[COMPLETE THE FOLLOWING]
1. In the passage on the reasonable person in law, where did the reasonable man originally come from?
2. Please resume the passage on the reasonable person in law from where it stops.

[SELECTED EXTRACT]
-----
In the law of private nuisance, where an actions or omissions of one person unduly interfere with use and enjoyment of another persons’ land, claimant’s and defendant’s competing interests in the use of their land have to be balanced. Not subjecting anyone to mere objective reasonableness, the courts invoke balancing factors such as public benefits of the defendant’s activities, the duration, intensity and frequency of the defendant’s activities, the character of the neighbourhood and others. While their aim is to proof an unreasonable user, the unreasonable person might even be identified as a third party who, for instance, previously failed to insulate walls as in Hiros Electrical UK Ltd v Peak Ingredients Ltd.
Remember that the reasonable man originally came from the Clapham omnibus. It goes without saying that this man tends to avoid the corporate world. Here, reasonableness has evaporated into a self-evident standard: in Employment Law, employers make reasonable adjustments to support their disabled staff, they must not dismiss their employees outside the band of reasonable responses and must have reasonable grounds for believing that the employee was guilty of that misconduct, if they want to avoid a claim for unfair dismissal. Importantly, in the case of an employment dispute it is irrelevant whether or not the tribunal would have dismissed the employee if it had been in the employer’s shoes: the tribunal must not “substitute its view” for that of the employer, so in Foley v Post Office, Midland Bank plc v Madden (2000)
Though, the reasonable person still appears in policy papers: According to the Information and Guidance of the Regulator of Community Interest Companies, a qualifying company satisfies the community interest test if a reasonable person might consider that its activities (or proposed activities) are carried on for the benefit of the community. Likewise, a company will be disqualified from satisfying the community interest test if it engages in activities that a reasonable person might consider to benefit its members or employees without contributing towards any wider community benefit.
Any questions?
-----
Stored records

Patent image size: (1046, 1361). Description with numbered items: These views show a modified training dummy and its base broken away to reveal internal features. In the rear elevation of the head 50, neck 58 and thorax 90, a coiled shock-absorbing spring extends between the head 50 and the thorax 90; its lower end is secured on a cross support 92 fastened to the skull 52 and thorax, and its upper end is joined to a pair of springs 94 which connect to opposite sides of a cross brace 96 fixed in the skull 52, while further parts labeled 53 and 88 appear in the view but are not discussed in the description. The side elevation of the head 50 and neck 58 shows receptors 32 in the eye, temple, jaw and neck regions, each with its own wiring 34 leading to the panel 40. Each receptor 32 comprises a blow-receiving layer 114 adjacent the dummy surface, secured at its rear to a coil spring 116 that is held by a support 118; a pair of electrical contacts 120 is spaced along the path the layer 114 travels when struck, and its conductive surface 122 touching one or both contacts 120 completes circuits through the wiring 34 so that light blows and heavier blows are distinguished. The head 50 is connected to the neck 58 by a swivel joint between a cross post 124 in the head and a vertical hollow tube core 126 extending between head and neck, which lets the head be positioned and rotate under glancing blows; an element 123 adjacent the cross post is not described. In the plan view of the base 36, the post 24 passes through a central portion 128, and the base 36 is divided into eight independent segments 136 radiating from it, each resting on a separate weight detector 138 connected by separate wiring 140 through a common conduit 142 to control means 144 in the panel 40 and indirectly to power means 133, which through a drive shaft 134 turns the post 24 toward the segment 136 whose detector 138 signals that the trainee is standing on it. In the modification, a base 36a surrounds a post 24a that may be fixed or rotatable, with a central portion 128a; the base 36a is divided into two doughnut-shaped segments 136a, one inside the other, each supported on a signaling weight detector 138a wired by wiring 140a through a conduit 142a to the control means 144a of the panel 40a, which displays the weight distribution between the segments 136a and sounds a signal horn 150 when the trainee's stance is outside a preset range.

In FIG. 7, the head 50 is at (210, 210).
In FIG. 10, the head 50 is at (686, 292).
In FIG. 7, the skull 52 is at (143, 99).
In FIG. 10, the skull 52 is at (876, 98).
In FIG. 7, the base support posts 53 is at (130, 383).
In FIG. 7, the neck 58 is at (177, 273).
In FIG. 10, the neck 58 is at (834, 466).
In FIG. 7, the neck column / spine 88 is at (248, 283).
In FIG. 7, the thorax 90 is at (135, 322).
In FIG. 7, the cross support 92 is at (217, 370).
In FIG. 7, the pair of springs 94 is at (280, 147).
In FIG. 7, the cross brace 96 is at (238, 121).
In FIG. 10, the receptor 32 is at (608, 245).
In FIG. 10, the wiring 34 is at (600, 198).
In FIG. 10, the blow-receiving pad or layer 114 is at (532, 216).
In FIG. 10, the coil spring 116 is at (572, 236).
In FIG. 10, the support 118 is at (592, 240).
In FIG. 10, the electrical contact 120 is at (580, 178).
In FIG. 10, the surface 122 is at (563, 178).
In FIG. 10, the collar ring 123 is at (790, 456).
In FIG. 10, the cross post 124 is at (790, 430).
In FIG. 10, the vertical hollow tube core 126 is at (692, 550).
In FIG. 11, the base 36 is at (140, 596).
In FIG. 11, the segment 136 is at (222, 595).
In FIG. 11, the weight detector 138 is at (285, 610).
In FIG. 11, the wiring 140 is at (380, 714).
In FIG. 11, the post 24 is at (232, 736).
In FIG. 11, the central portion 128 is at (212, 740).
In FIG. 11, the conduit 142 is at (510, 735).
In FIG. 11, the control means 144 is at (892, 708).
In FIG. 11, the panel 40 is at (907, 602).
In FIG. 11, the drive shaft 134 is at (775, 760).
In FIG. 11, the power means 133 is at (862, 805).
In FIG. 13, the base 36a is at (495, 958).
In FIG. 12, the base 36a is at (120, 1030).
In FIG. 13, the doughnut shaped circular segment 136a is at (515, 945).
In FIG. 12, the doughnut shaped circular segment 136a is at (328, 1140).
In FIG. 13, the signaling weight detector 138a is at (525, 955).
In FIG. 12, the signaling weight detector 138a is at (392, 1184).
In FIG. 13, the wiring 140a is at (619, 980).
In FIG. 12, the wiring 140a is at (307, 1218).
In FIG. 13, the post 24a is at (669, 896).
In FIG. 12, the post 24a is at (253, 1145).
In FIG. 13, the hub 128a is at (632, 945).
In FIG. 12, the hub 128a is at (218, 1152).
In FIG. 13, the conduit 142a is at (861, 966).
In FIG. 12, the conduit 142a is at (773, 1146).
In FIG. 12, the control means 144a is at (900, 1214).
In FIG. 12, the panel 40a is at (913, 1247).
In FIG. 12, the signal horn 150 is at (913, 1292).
-----
[ANSWERS PROVIDED]
1. The Clapham omnibus.

2.
Returning back to our starting point, ‘the interpretation of a contract is still ascertaining the meaning that a contractual document would convey to a reasonable person’, as stated in Investors Compensation Scheme Ltd v West Bromwich Building Society (1997). Though, modern case law identifies the reasonable person as the person ‘having all the background knowledge what would have been available to the parties in the situation in which they were at the time of the contract, ‘ so in Chartbrook Ltd v Persimmon Homes Ltd (2009) Such reasonable person is capable to approach a contract from a multi- dimensional perspective, so in Arnold v Britten (2015), a case based on a particular sub-clause entailed in 25 leases. Reasonableness in contract interpretation involves 1.) looking at the natural and ordinary meaning of a clause; 2.) looking at any other relevant provisions of the lease; 3.) looking at the overall clause and the lease; 4.) looking at the facts and the circumstances known or assumed by the parties when executing their document; 5.) applying commercial common sense and 6.) disregarding subjective evidence of any party’s intention.
To conclude: having vanished from the simple objective certainty of his old days, the reasonable man appears to have evolved into something new, multi-faceted, complex and somewhat intangible, just in accordance with the passage and requirements of our time.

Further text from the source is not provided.